=== Task requirements ===
Your task is to reproduce the entries below word for word.

=== Raw records ===
◆ ◆ ◆

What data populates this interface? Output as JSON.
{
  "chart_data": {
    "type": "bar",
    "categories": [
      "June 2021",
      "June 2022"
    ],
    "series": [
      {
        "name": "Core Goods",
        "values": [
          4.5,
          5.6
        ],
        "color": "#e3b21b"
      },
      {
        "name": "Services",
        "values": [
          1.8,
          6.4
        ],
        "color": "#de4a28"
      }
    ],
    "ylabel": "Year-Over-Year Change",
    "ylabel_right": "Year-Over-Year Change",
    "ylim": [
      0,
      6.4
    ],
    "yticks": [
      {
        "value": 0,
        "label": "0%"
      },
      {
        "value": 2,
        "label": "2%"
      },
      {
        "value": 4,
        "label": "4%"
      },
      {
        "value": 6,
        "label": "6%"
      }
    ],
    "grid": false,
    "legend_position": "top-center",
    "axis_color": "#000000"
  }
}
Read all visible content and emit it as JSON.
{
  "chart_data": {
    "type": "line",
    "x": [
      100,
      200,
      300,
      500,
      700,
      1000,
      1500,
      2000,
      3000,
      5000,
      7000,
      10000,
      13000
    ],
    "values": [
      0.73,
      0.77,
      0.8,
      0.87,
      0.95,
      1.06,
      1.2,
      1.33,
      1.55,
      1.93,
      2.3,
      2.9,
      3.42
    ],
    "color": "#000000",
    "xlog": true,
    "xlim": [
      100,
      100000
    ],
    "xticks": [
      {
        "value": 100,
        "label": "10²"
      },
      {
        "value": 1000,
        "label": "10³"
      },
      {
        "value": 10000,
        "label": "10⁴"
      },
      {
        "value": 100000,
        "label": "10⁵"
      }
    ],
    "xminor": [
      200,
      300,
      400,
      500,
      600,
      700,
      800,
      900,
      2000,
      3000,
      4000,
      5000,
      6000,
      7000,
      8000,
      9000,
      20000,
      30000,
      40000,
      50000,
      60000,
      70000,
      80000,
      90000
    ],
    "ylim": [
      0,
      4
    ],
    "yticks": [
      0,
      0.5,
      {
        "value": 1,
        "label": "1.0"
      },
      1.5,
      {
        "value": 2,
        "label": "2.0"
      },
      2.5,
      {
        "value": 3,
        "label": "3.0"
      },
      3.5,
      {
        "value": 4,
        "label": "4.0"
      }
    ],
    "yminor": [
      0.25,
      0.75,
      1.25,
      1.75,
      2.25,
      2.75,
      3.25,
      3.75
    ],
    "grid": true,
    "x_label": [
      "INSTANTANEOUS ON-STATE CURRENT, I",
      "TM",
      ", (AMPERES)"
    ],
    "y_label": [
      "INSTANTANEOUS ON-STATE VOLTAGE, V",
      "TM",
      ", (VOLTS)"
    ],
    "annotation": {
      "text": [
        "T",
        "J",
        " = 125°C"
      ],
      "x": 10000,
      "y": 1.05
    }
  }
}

◆ ◆ ◆

=== Answer to this exercise ===
What data populates this interface? Output as JSON.
{
  "chart_data": {
    "type": "bar",
    "categories": [
      "June 2021",
      "June 2022"
    ],
    "series": [
      {
        "name": "Core Goods",
        "values": [
          4.5,
          5.6
        ],
        "color": "#e3b21b"
      },
      {
        "name": "Services",
        "values": [
          1.8,
          6.4
        ],
        "color": "#de4a28"
      }
    ],
    "ylabel": "Year-Over-Year Change",
    "ylabel_right": "Year-Over-Year Change",
    "ylim": [
      0,
      6.4
    ],
    "yticks": [
      {
        "value": 0,
        "label": "0%"
      },
      {
        "value": 2,
        "label": "2%"
      },
      {
        "value": 4,
        "label": "4%"
      },
      {
        "value": 6,
        "label": "6%"
      }
    ],
    "grid": false,
    "legend_position": "top-center",
    "axis_color": "#000000"
  }
}
Read all visible content and emit it as JSON.
{
  "chart_data": {
    "type": "line",
    "x": [
      100,
      200,
      300,
      500,
      700,
      1000,
      1500,
      2000,
      3000,
      5000,
      7000,
      10000,
      13000
    ],
    "values": [
      0.73,
      0.77,
      0.8,
      0.87,
      0.95,
      1.06,
      1.2,
      1.33,
      1.55,
      1.93,
      2.3,
      2.9,
      3.42
    ],
    "color": "#000000",
    "xlog": true,
    "xlim": [
      100,
      100000
    ],
    "xticks": [
      {
        "value": 100,
        "label": "10²"
      },
      {
        "value": 1000,
        "label": "10³"
      },
      {
        "value": 10000,
        "label": "10⁴"
      },
      {
        "value": 100000,
        "label": "10⁵"
      }
    ],
    "xminor": [
      200,
      300,
      400,
      500,
      600,
      700,
      800,
      900,
      2000,
      3000,
      4000,
      5000,
      6000,
      7000,
      8000,
      9000,
      20000,
      30000,
      40000,
      50000,
      60000,
      70000,
      80000,
      90000
    ],
    "ylim": [
      0,
      4
    ],
    "yticks": [
      0,
      0.5,
      {
        "value": 1,
        "label": "1.0"
      },
      1.5,
      {
        "value": 2,
        "label": "2.0"
      },
      2.5,
      {
        "value": 3,
        "label": "3.0"
      },
      3.5,
      {
        "value": 4,
        "label": "4.0"
      }
    ],
    "yminor": [
      0.25,
      0.75,
      1.25,
      1.75,
      2.25,
      2.75,
      3.25,
      3.75
    ],
    "grid": true,
    "x_label": [
      "INSTANTANEOUS ON-STATE CURRENT, I",
      "TM",
      ", (AMPERES)"
    ],
    "y_label": [
      "INSTANTANEOUS ON-STATE VOLTAGE, V",
      "TM",
      ", (VOLTS)"
    ],
    "annotation": {
      "text": [
        "T",
        "J",
        " = 125°C"
      ],
      "x": 10000,
      "y": 1.05
    }
  }
}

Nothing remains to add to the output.